Exercise goal. Note each line where "СПИД" appears, and copy it.

>>>>

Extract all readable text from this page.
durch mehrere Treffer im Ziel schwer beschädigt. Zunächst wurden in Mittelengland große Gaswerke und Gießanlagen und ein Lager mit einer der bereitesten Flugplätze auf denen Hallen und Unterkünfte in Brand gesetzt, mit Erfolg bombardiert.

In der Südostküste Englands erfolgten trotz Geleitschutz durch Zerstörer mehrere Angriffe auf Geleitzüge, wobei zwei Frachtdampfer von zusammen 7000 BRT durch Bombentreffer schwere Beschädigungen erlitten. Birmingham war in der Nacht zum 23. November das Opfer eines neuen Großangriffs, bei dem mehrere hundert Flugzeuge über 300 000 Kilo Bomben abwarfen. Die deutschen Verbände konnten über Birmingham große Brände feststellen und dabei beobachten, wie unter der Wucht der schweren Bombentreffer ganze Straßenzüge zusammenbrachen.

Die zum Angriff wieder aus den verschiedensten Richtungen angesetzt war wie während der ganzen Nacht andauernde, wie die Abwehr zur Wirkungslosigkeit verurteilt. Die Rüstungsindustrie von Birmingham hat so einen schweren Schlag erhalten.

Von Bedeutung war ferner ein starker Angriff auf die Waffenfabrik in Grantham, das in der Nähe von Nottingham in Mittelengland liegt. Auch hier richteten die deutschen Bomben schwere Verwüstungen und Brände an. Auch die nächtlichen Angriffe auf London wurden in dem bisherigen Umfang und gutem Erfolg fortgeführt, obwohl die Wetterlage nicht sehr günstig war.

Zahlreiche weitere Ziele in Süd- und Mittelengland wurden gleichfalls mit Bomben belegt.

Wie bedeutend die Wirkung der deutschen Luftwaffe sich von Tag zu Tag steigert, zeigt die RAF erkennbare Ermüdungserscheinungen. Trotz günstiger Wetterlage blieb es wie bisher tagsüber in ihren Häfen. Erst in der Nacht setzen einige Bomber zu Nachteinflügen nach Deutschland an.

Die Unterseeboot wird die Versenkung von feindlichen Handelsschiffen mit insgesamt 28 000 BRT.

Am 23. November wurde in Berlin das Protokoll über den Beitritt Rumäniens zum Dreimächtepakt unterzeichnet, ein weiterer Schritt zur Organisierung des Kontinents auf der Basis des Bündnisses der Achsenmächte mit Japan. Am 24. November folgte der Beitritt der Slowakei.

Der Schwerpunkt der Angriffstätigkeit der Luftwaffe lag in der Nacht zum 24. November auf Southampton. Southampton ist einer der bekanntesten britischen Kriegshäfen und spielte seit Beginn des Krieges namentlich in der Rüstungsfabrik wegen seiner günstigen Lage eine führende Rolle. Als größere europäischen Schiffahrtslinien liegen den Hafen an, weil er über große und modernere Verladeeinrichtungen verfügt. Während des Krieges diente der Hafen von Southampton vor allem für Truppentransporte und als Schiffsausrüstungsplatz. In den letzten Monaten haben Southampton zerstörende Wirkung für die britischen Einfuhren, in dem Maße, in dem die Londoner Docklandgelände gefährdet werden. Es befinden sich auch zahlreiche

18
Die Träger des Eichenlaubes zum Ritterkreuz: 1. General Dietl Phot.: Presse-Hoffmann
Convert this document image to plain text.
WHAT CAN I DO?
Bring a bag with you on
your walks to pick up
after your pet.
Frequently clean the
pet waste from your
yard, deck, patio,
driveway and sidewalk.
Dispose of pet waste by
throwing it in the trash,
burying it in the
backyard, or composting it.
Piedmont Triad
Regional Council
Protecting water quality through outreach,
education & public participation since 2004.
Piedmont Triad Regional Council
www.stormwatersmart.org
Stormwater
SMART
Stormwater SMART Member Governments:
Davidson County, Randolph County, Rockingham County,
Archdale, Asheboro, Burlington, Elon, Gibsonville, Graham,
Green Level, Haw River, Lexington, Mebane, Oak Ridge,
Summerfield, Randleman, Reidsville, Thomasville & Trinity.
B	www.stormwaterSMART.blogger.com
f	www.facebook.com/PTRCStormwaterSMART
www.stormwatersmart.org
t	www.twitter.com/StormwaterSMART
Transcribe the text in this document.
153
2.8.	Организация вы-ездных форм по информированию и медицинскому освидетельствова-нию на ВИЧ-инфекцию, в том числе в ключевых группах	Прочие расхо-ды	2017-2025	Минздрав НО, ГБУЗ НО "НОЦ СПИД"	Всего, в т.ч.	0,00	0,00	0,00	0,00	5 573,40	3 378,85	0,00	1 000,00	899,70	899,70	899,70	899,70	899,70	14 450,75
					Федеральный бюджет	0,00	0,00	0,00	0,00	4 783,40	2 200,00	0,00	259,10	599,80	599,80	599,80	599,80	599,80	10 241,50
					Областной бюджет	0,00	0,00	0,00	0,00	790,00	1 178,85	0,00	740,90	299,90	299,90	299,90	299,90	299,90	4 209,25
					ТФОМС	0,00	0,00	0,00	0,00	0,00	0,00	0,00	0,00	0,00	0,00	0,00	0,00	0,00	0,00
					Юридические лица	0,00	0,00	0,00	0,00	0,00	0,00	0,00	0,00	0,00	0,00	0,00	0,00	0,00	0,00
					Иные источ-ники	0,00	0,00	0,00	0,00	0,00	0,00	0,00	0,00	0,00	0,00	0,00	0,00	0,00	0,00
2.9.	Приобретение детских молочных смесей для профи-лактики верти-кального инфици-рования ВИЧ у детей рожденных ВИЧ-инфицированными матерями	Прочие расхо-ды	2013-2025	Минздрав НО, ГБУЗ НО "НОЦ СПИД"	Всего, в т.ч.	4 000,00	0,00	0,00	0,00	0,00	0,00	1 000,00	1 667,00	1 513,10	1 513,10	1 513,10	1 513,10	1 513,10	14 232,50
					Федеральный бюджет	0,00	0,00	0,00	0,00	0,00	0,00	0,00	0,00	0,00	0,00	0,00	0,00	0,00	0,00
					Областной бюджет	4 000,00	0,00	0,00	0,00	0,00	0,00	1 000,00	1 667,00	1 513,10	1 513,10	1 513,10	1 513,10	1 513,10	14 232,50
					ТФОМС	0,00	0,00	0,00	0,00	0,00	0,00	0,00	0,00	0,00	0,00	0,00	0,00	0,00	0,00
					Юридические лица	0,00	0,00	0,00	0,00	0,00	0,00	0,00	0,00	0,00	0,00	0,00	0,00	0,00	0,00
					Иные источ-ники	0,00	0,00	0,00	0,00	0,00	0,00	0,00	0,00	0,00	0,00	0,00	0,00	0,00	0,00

<<<<

In response.
2.8.	Организация вы-ездных форм по информированию и медицинскому освидетельствова-нию на ВИЧ-инфекцию, в том числе в ключевых группах	Прочие расхо-ды	2017-2025	Минздрав НО, ГБУЗ НО "НОЦ СПИД"	Всего, в т.ч.	0,00	0,00	0,00	0,00	5 573,40	3 378,85	0,00	1 000,00	899,70	899,70	899,70	899,70	899,70	14 450,75
2.9.	Приобретение детских молочных смесей для профи-лактики верти-кального инфици-рования ВИЧ у детей рожденных ВИЧ-инфицированными матерями	Прочие расхо-ды	2013-2025	Минздрав НО, ГБУЗ НО "НОЦ СПИД"	Всего, в т.ч.	4 000,00	0,00	0,00	0,00	0,00	0,00	1 000,00	1 667,00	1 513,10	1 513,10	1 513,10	1 513,10	1 513,10	14 232,50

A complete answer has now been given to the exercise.